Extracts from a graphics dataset
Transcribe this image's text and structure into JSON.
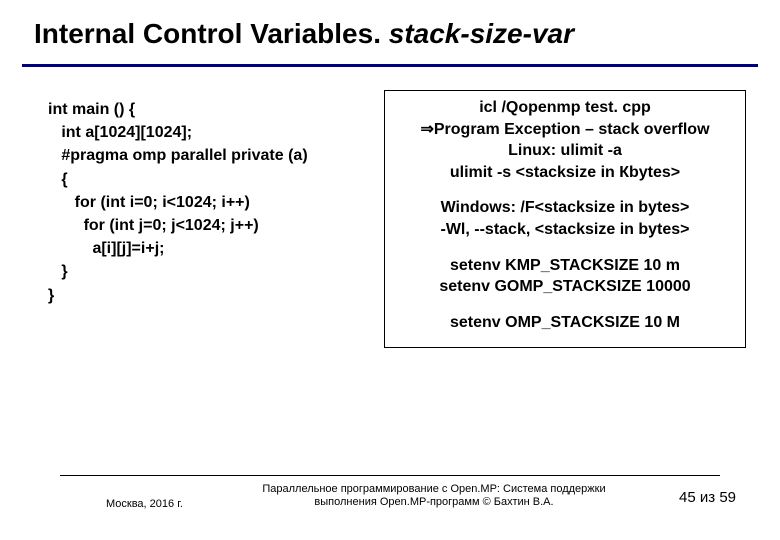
{
  "title": {
    "plain": "Internal Control Variables. ",
    "italic": "stack-size-var"
  },
  "code": {
    "l0": "int main () {",
    "l1": "   int a[1024][1024];",
    "l2": "   #pragma omp parallel private (a)",
    "l3": "   {",
    "l4": "      for (int i=0; i<1024; i++)",
    "l5": "        for (int j=0; j<1024; j++)",
    "l6": "          a[i][j]=i+j;",
    "l7": "   }",
    "l8": "}"
  },
  "right": {
    "p1_l1": "icl /Qopenmp test. cpp",
    "p1_l2a": "⇒",
    "p1_l2b": "Program Exception – stack overflow",
    "p1_l3": "Linux: ulimit -a",
    "p1_l4": "ulimit -s <stacksize in Кbytes>",
    "p2_l1": "Windows: /F<stacksize in bytes>",
    "p2_l2": "-Wl, --stack, <stacksize in bytes>",
    "p3_l1": "setenv KMP_STACKSIZE 10 m",
    "p3_l2": "setenv GOMP_STACKSIZE 10000",
    "p4_l1": "setenv OMP_STACKSIZE 10 M"
  },
  "footer": {
    "left": "Москва, 2016 г.",
    "center": "Параллельное программирование с Open.MP: Система поддержки выполнения Open.MP-программ © Бахтин В.А.",
    "right_cur": "45",
    "right_sep": " из ",
    "right_total": "59"
  },
  "colors": {
    "accent": "#000080",
    "text": "#000000",
    "bg": "#ffffff"
  }
}
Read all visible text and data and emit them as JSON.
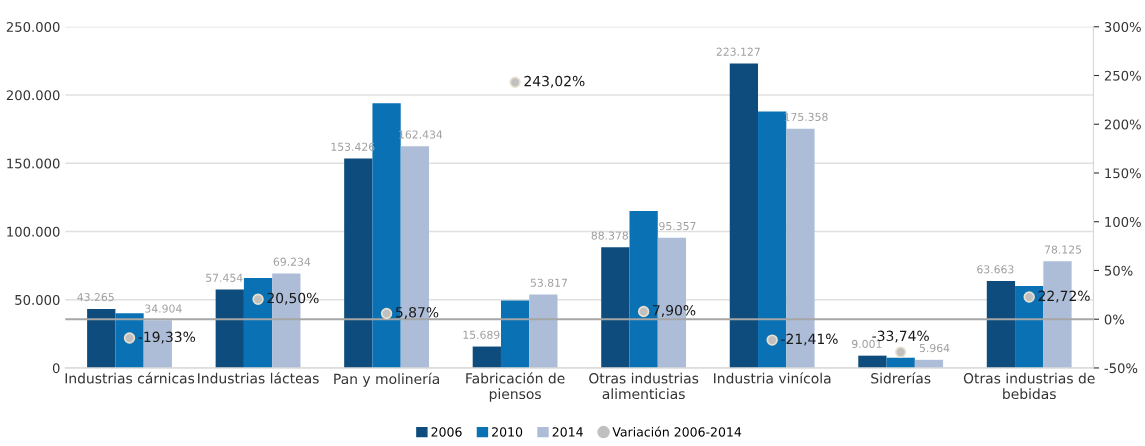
{
  "chart_data": {
    "type": "bar",
    "categories": [
      "Industrias cárnicas",
      "Industrias lácteas",
      "Pan y molinería",
      "Fabricación de piensos",
      "Otras industrias alimenticias",
      "Industria vinícola",
      "Sidrerías",
      "Otras industrias de bebidas"
    ],
    "series": [
      {
        "name": "2006",
        "color": "#0d4c7c",
        "values": [
          43265,
          57454,
          153426,
          15689,
          88378,
          223127,
          9001,
          63663
        ],
        "value_labels": [
          "43.265",
          "57.454",
          "153.426",
          "15.689",
          "88.378",
          "223.127",
          "9.001",
          "63.663"
        ]
      },
      {
        "name": "2010",
        "color": "#0a72b4",
        "values": [
          40000,
          66000,
          194000,
          49500,
          115000,
          188000,
          7500,
          60000
        ]
      },
      {
        "name": "2014",
        "color": "#adbdd7",
        "values": [
          34904,
          69234,
          162434,
          53817,
          95357,
          175358,
          5964,
          78125
        ],
        "value_labels": [
          "34.904",
          "69.234",
          "162.434",
          "53.817",
          "95.357",
          "175.358",
          "5.964",
          "78.125"
        ]
      },
      {
        "name": "Variación 2006-2014",
        "type": "scatter",
        "axis": "y2",
        "color": "#c0c0c0",
        "values": [
          -19.33,
          20.5,
          5.87,
          243.02,
          7.9,
          -21.41,
          -33.74,
          22.72
        ],
        "value_labels": [
          "-19,33%",
          "20,50%",
          "5,87%",
          "243,02%",
          "7,90%",
          "-21,41%",
          "-33,74%",
          "22,72%"
        ]
      }
    ],
    "ylim": [
      0,
      250000
    ],
    "yticks": [
      {
        "value": 0,
        "label": "0"
      },
      {
        "value": 50000,
        "label": "50.000"
      },
      {
        "value": 100000,
        "label": "100.000"
      },
      {
        "value": 150000,
        "label": "150.000"
      },
      {
        "value": 200000,
        "label": "200.000"
      },
      {
        "value": 250000,
        "label": "250.000"
      }
    ],
    "y2lim": [
      -50,
      300
    ],
    "y2ticks": [
      {
        "value": -50,
        "label": "-50%"
      },
      {
        "value": 0,
        "label": "0%"
      },
      {
        "value": 50,
        "label": "50%"
      },
      {
        "value": 100,
        "label": "100%"
      },
      {
        "value": 150,
        "label": "150%"
      },
      {
        "value": 200,
        "label": "200%"
      },
      {
        "value": 250,
        "label": "250%"
      },
      {
        "value": 300,
        "label": "300%"
      }
    ],
    "ref_lines": [
      {
        "axis": "y2",
        "value": 0,
        "color": "#a6a6a6"
      }
    ],
    "grid": "y",
    "legend": "bottom",
    "marker": "circle"
  }
}
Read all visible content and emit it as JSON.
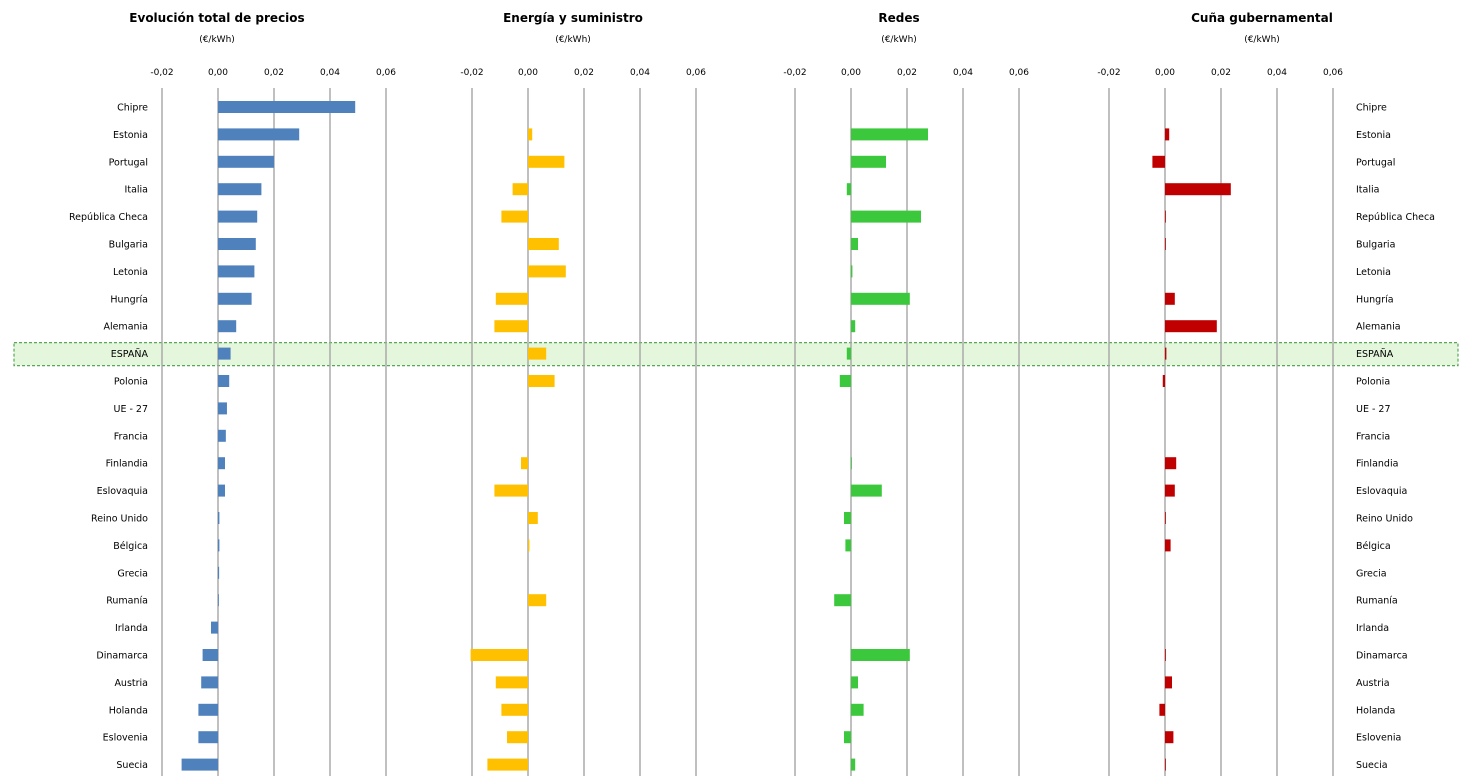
{
  "chart_data": [
    {
      "type": "bar",
      "title": "Evolución total de precios",
      "unit": "(€/kWh)",
      "ticks": [
        "-0,02",
        "0,00",
        "0,02",
        "0,04",
        "0,06"
      ],
      "xlim": [
        -0.02,
        0.06
      ],
      "color": "#4f81bd",
      "categories": [
        "Chipre",
        "Estonia",
        "Portugal",
        "Italia",
        "República Checa",
        "Bulgaria",
        "Letonia",
        "Hungría",
        "Alemania",
        "ESPAÑA",
        "Polonia",
        "UE - 27",
        "Francia",
        "Finlandia",
        "Eslovaquia",
        "Reino Unido",
        "Bélgica",
        "Grecia",
        "Rumanía",
        "Irlanda",
        "Dinamarca",
        "Austria",
        "Holanda",
        "Eslovenia",
        "Suecia"
      ],
      "values": [
        0.049,
        0.029,
        0.02,
        0.0155,
        0.014,
        0.0135,
        0.013,
        0.012,
        0.0065,
        0.0045,
        0.004,
        0.0032,
        0.0028,
        0.0025,
        0.0025,
        0.0005,
        0.0005,
        0.0004,
        0.0003,
        -0.0025,
        -0.0055,
        -0.006,
        -0.007,
        -0.007,
        -0.013
      ]
    },
    {
      "type": "bar",
      "title": "Energía y suministro",
      "unit": "(€/kWh)",
      "ticks": [
        "-0,02",
        "0,00",
        "0,02",
        "0,04",
        "0,06"
      ],
      "xlim": [
        -0.02,
        0.06
      ],
      "color": "#ffc000",
      "categories": [
        "Chipre",
        "Estonia",
        "Portugal",
        "Italia",
        "República Checa",
        "Bulgaria",
        "Letonia",
        "Hungría",
        "Alemania",
        "ESPAÑA",
        "Polonia",
        "UE - 27",
        "Francia",
        "Finlandia",
        "Eslovaquia",
        "Reino Unido",
        "Bélgica",
        "Grecia",
        "Rumanía",
        "Irlanda",
        "Dinamarca",
        "Austria",
        "Holanda",
        "Eslovenia",
        "Suecia"
      ],
      "values": [
        0,
        0.0015,
        0.013,
        -0.0055,
        -0.0095,
        0.011,
        0.0135,
        -0.0115,
        -0.012,
        0.0065,
        0.0095,
        0,
        0,
        -0.0025,
        -0.012,
        0.0035,
        0.0005,
        0,
        0.0065,
        0,
        -0.0205,
        -0.0115,
        -0.0095,
        -0.0075,
        -0.0145
      ]
    },
    {
      "type": "bar",
      "title": "Redes",
      "unit": "(€/kWh)",
      "ticks": [
        "-0,02",
        "0,00",
        "0,02",
        "0,04",
        "0,06"
      ],
      "xlim": [
        -0.02,
        0.06
      ],
      "color": "#3cc83c",
      "categories": [
        "Chipre",
        "Estonia",
        "Portugal",
        "Italia",
        "República Checa",
        "Bulgaria",
        "Letonia",
        "Hungría",
        "Alemania",
        "ESPAÑA",
        "Polonia",
        "UE - 27",
        "Francia",
        "Finlandia",
        "Eslovaquia",
        "Reino Unido",
        "Bélgica",
        "Grecia",
        "Rumanía",
        "Irlanda",
        "Dinamarca",
        "Austria",
        "Holanda",
        "Eslovenia",
        "Suecia"
      ],
      "values": [
        0,
        0.0275,
        0.0125,
        -0.0015,
        0.025,
        0.0025,
        0.0005,
        0.021,
        0.0015,
        -0.0015,
        -0.004,
        0,
        0,
        0.0003,
        0.011,
        -0.0025,
        -0.002,
        0,
        -0.006,
        0,
        0.021,
        0.0025,
        0.0045,
        -0.0025,
        0.0015
      ]
    },
    {
      "type": "bar",
      "title": "Cuña gubernamental",
      "unit": "(€/kWh)",
      "ticks": [
        "-0,02",
        "0,00",
        "0,02",
        "0,04",
        "0,06"
      ],
      "xlim": [
        -0.02,
        0.06
      ],
      "color": "#c00000",
      "categories": [
        "Chipre",
        "Estonia",
        "Portugal",
        "Italia",
        "República Checa",
        "Bulgaria",
        "Letonia",
        "Hungría",
        "Alemania",
        "ESPAÑA",
        "Polonia",
        "UE - 27",
        "Francia",
        "Finlandia",
        "Eslovaquia",
        "Reino Unido",
        "Bélgica",
        "Grecia",
        "Rumanía",
        "Irlanda",
        "Dinamarca",
        "Austria",
        "Holanda",
        "Eslovenia",
        "Suecia"
      ],
      "values": [
        0,
        0.0015,
        -0.0045,
        0.0235,
        0.0003,
        0.0003,
        0,
        0.0035,
        0.0185,
        0.0005,
        -0.0008,
        0,
        0,
        0.004,
        0.0035,
        0.0003,
        0.002,
        0,
        0,
        0,
        0.0003,
        0.0025,
        -0.002,
        0.003,
        0.0003
      ]
    }
  ],
  "highlight_row": "ESPAÑA"
}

## PROBLEM
Find the lines that include the string "Read", then copy each of them.

## SOLUTION FOR THIS TASK
Read all visible text and data and emit them as JSON.
Read all visible content and emit it as JSON.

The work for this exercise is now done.